- EXCERPTED TEXT
## START

9. Mass Effect: Legendary Edition – 2021 – Steam – ★★★★
Hoo boy. So, Legendary Edition is a packaged rerelease / slight remastering of the Mass Effect trilogy. Way back when, I rather enjoyed the first two games, and avoided the third in-light of the drama around its original release. This rerelease was my excuse to revisit it all at once, and finally give that third game a try.
Mass Effect 1 definitely feels like an older game. There are aspects of its design that you can tell stem from it being a relatively smaller game made by a relatively smaller team— there’s a lot of asset reuse (particularly on side missions), and they hadn’t quite locked down what exactly people liked about the franchise (namely, the side characters and party members). But the world building and narrative design really did shine here. The way it presents a complete blank slate science fiction setting that’s both expansive and detailed is great. It’s a great start for the series and setting.
Mass Effect 2 is the jump into “triple A” polish and design. Combat feels better, there’s a lot more bespoke assets, and the team and your interaction with them is put at the forefront. It’s definitely the best game in the series, the most interesting and complex. Going back now, there’s still some aspects I found a bit annoying. The way it handles certain narrative points of return— basically punishing you for advancing the story in certain places not knowing that things can turn out badly for characters as a result— is stupid. Certain plot hooks are dropped outright in ME3.
My feelings about Mass Effect 3 are complicated. Obviously, I’m coming to this with all the various DLC and fixes layered on, though I was well aware of the various flaws and foibles of the game going in (spoilers aren’t the end of the world for me— I care a lot more about plot execution than plot surprises). Mass Effect 3 almost feels like it was made by two different writing staffs. The character writing is still good. The way they gave the party a real send-off with the Citadel DLC was great, and the way the general game pushed more party-member-to-party-member interaction was good. But boy, the central plot just doesn’t work well, and the resolution is tepid– even after them going back to clean it up. You can tell they put it together under a schedule gun.

## END

- OBJECTIVE A
According to the Mass Effect review, which game is the best in the series?
The records have no connection to the text above.

- INPUT ROWS
## START

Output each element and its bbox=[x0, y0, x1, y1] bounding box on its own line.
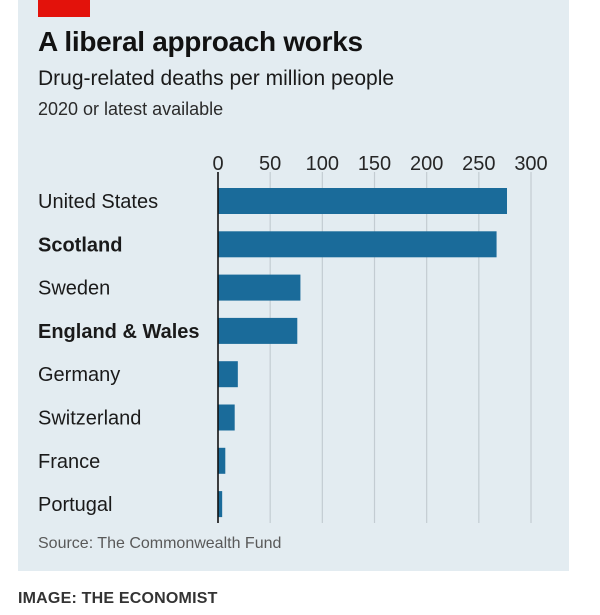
bar bbox=[218, 447, 226, 474]
category-label-highlighted: England & Wales bbox=[38, 321, 200, 343]
bar-chart: 0 50 100 150 200 250 300 United States Scotland S… bbox=[38, 153, 548, 523]
bar bbox=[218, 188, 508, 214]
x-tick-label: 250 bbox=[462, 153, 495, 175]
x-tick-label: 200 bbox=[410, 153, 443, 175]
x-tick-label: 50 bbox=[259, 153, 281, 175]
bar bbox=[218, 317, 298, 344]
chart-title: A liberal approach works bbox=[38, 26, 363, 57]
x-tick-label: 300 bbox=[514, 153, 547, 175]
category-label: Portugal bbox=[38, 494, 113, 516]
brand-tag bbox=[38, 0, 90, 17]
bar bbox=[218, 361, 238, 388]
x-tick-label: 100 bbox=[306, 153, 339, 175]
bar bbox=[218, 404, 235, 431]
bar bbox=[218, 274, 301, 301]
category-label: United States bbox=[38, 191, 158, 213]
category-label: Sweden bbox=[38, 278, 110, 300]
image-credit: IMAGE: THE ECONOMIST bbox=[18, 590, 218, 607]
chart-period: 2020 or latest available bbox=[38, 99, 224, 119]
category-label-highlighted: Scotland bbox=[38, 234, 122, 256]
chart-subtitle: Drug-related deaths per million people bbox=[38, 67, 395, 90]
x-tick-label: 150 bbox=[358, 153, 391, 175]
category-label: Germany bbox=[38, 364, 120, 386]
chart-source: Source: The Commonwealth Fund bbox=[38, 535, 282, 552]
chart-panel: A liberal approach works Drug-related de… bbox=[18, 0, 569, 571]
category-label: France bbox=[38, 451, 100, 473]
x-tick-label: 0 bbox=[212, 153, 223, 175]
bar bbox=[218, 491, 223, 518]
bar bbox=[218, 231, 497, 258]
category-label: Switzerland bbox=[38, 408, 141, 430]
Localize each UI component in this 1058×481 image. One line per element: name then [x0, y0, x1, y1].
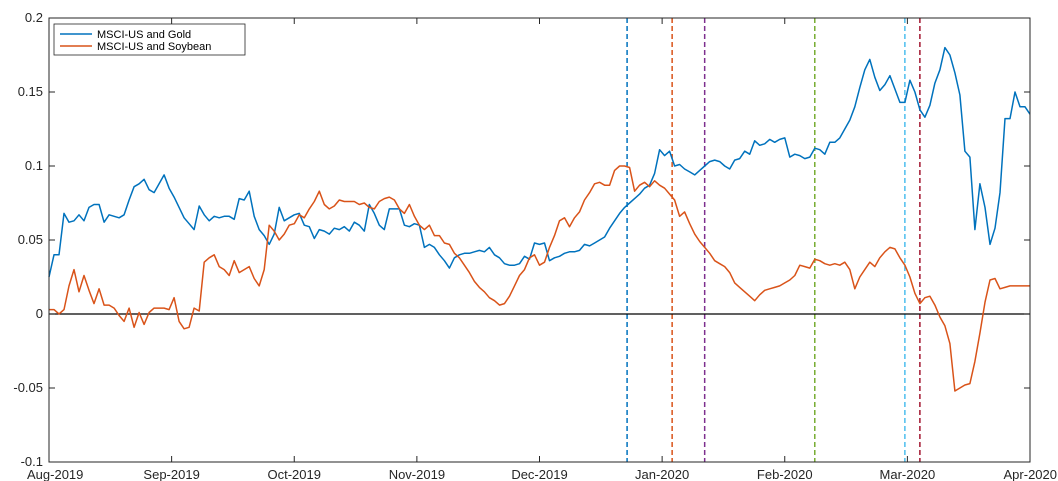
legend-box	[53, 23, 246, 56]
event-lines	[626, 18, 921, 462]
x-tick-label: Oct-2019	[268, 467, 321, 481]
x-tick-label: Mar-2020	[880, 467, 936, 481]
series-line-soybean	[49, 165, 1030, 392]
x-tick-label: Aug-2019	[27, 467, 83, 481]
x-tick-label: Nov-2019	[389, 467, 445, 481]
legend-label-gold: MSCI-US and Gold	[97, 29, 191, 41]
legend-label-soybean: MSCI-US and Soybean	[97, 41, 211, 53]
y-tick-label: -0.1	[21, 454, 43, 469]
y-tick-label: 0.2	[25, 10, 43, 25]
plot-background	[49, 18, 1030, 462]
y-axis-ticks: -0.1 -0.05 0 0.05 0.1 0.15 0.2	[13, 10, 1030, 469]
x-tick-label: Apr-2020	[1004, 467, 1057, 481]
x-tick-label: Feb-2020	[757, 467, 813, 481]
series-line-gold	[48, 46, 1031, 278]
x-tick-label: Jan-2020	[635, 467, 689, 481]
x-tick-label: Dec-2019	[511, 467, 567, 481]
x-tick-label: Sep-2019	[143, 467, 199, 481]
y-tick-label: -0.05	[13, 380, 43, 395]
x-axis-ticks: Aug-2019 Sep-2019 Oct-2019 Nov-2019 Dec-2019…	[27, 18, 1057, 481]
y-tick-label: 0.1	[25, 158, 43, 173]
legend: MSCI-US and Gold MSCI-US and Soybean	[53, 23, 246, 56]
series-lines	[48, 46, 1031, 392]
y-tick-label: 0	[36, 306, 43, 321]
y-tick-label: 0.05	[18, 232, 43, 247]
y-tick-label: 0.15	[18, 84, 43, 99]
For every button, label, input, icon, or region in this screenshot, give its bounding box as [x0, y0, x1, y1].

## END

- OBJECTIVE B
Convert the record lines from the one with "bar bbox=[218, 447, 226, 474]" up to and including the one with "bar bbox=[218, 231, 497, 258]" into a JSON list of strings, one string per line, leaving out blank lines.

- RESULT A
Mass Effect 2.

- RESULT B
[
  "bar bbox=[218, 447, 226, 474]",
  "category-label-highlighted: England & Wales bbox=[38, 321, 200, 343]",
  "bar-chart: 0 50 100 150 200 250 300 United States Scotland S… bbox=[38, 153, 548, 523]",
  "bar bbox=[218, 188, 508, 214]",
  "x-tick-label: 250 bbox=[462, 153, 495, 175]",
  "x-tick-label: 200 bbox=[410, 153, 443, 175]",
  "x-tick-label: 50 bbox=[259, 153, 281, 175]",
  "bar bbox=[218, 317, 298, 344]",
  "chart-title: A liberal approach works bbox=[38, 26, 363, 57]",
  "x-tick-label: 300 bbox=[514, 153, 547, 175]",
  "category-label: Portugal bbox=[38, 494, 113, 516]",
  "brand-tag bbox=[38, 0, 90, 17]",
  "bar bbox=[218, 361, 238, 388]",
  "x-tick-label: 100 bbox=[306, 153, 339, 175]",
  "bar bbox=[218, 404, 235, 431]",
  "bar bbox=[218, 274, 301, 301]",
  "category-label: United States bbox=[38, 191, 158, 213]",
  "category-label: Sweden bbox=[38, 278, 110, 300]",
  "image-credit: IMAGE: THE ECONOMIST bbox=[18, 590, 218, 607]",
  "chart-period: 2020 or latest available bbox=[38, 99, 224, 119]",
  "category-label-highlighted: Scotland bbox=[38, 234, 122, 256]",
  "chart-subtitle: Drug-related deaths per million people bbox=[38, 67, 395, 90]",
  "x-tick-label: 150 bbox=[358, 153, 391, 175]",
  "category-label: Germany bbox=[38, 364, 120, 386]",
  "chart-source: Source: The Commonwealth Fund bbox=[38, 535, 282, 552]",
  "chart-panel: A liberal approach works Drug-related de… bbox=[18, 0, 569, 571]",
  "category-label: France bbox=[38, 451, 100, 473]",
  "x-tick-label: 0 bbox=[212, 153, 223, 175]",
  "bar bbox=[218, 491, 223, 518]",
  "bar bbox=[218, 231, 497, 258]"
]